▸ Tasks to perform
**a.** Summarize the passage on the DOJ copay kickback lawsuit in two sentences.
**b.** Answer these questions using the passage on the DOJ copay kickback lawsuit:
(i) How much did the DOJ recover last year in qui tam cases it intervened in or otherwise pursued?
(ii) What did the agreement between the defendant and the foundation falsely state the fund would do?
(iii) What did the defendant believe was the most significant "motivating factor" for increasing the drug's usage?
**c.** Write the next part of the passage on the DOJ copay kickback lawsuit, picking up after its final sentence.

▸ Passage
The Department of Justice (DOJ) recently intervened in a False Claims Act (FCA) lawsuit involving allegations of kickbacks for prescription drug copays. The DOJ says the lawsuit makes “clear that the Department will hold accountable drug companies that pay illegal kickbacks to facilitate increased drug prices.” The DOJ “will not allow drug companies to use so-called charitable patient assistance funds to do what they otherwise cannot do – pay patients’ copays to circumvent these safeguards and increase their profits.”
DOJ Continues To Pursue Health Care Fraud
The FCA, which allows private persons (“relators”) to bring private (“qui tam”) actions on behalf of the US government, provides that the DOJ may elect to intervene in an action or bring a related action. Last year, the total amount the DOJ recovered in qui tam cases in which it intervened or otherwise pursued reached almost $2 billion, with health care fraud claims accounting for the majority of the recoveries.
Copay Subsidies Under Scrutiny
In this matter, according to the DOJ’s announcement, the defendant paid illegal kickbacks in the form of copayment subsidies for one of its drugs. This allowed the defendant to raise continually the price but market the drug as “free,” which the DOJ alleged then shifted the drug’s increasing cost to Medicare.
The defendant allegedly paid the copay subsidies through a foundation under an agreement only to cover copays for the defendant’s drug, to the exclusion of other drugs. The DOJ’s complaint alleges that the agreement between the defendant and the foundation falsely stated, however, that the fund would provide financial assistance “with any medically appropriate therapy.” The copay scheme allegedly contributed to significant growth in the drug’s sale and in corporate revenue. Documents cited in the DOJ’s complaint indicate that the defendant believed that covering the drug’s copay was the most significant “motivating factor” that would increase the drug’s usage.

▸ Data for review
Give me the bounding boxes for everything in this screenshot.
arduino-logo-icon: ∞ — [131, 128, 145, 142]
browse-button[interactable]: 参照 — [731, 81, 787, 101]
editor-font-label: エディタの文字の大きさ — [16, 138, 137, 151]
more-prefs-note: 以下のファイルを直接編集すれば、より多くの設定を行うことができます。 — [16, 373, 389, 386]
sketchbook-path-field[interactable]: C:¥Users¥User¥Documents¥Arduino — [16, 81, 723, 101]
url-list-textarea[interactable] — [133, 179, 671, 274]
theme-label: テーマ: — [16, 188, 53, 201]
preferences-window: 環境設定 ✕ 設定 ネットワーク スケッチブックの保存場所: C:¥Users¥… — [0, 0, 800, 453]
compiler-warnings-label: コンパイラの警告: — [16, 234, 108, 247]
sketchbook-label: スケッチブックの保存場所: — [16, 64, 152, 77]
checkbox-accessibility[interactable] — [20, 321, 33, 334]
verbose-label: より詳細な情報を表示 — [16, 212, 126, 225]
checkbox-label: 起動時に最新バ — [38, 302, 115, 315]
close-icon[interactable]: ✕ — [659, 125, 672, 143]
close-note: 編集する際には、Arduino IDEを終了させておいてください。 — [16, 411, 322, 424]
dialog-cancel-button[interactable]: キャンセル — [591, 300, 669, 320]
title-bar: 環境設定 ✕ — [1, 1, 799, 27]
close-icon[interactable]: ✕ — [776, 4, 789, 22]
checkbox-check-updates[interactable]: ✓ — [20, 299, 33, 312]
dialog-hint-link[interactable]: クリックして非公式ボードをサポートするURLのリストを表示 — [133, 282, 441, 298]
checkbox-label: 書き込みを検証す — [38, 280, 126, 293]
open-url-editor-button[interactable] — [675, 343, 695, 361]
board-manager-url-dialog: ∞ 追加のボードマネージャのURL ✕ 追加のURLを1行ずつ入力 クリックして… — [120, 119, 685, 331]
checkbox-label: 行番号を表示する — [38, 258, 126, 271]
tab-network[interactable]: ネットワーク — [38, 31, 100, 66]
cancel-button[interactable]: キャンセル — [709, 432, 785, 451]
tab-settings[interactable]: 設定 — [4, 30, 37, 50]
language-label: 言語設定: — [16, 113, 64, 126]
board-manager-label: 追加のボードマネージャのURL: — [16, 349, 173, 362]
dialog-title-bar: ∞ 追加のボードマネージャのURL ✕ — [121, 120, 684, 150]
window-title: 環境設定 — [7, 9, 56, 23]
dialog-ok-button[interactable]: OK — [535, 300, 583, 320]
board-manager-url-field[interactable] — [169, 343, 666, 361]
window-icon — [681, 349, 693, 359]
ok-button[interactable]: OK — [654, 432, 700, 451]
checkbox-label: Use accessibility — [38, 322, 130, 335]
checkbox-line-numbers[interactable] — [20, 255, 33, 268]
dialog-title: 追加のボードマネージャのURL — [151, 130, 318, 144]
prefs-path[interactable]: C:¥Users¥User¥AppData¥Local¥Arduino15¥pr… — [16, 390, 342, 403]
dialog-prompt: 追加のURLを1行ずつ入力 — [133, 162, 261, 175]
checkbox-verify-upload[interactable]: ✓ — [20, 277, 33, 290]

▸ Answers by item
**a.** The Department of Justice has intervened in a False Claims Act lawsuit alleging that a drug company paid illegal kickbacks as copay subsidies for one of its drugs, which let it keep raising the price while marketing the drug as "free" and allegedly shifted the rising cost to Medicare. The subsidies were allegedly paid through a foundation under an agreement covering only that drug's copays, although the agreement falsely stated that the fund would assist "with any medically appropriate therapy."

**b.**
(i) Almost $2 billion.
(ii) It stated that the fund would provide financial assistance "with any medically appropriate therapy."
(iii) Covering the drug's copay.

**c.**
Defendant’s Alleged Knowledge of Illegality
The complaint also alleges the defendant knew about the FCA, the Anti-Kickback Statute (AKS), and other healthcare fraud and abuse laws. The complaint describes a compliance training that warned employees never to provide anything of value as an inducement for prescribing, using, or recommending the defendant’s products. A corporate policy also allegedly specified that it was a violation of the AKS to offer reimbursement assistance to induce the use or purchase of a drug. Another allegation of knowledge included the circulation of trade publications among employees that described Medicare Part D copays as illegal under the AKS.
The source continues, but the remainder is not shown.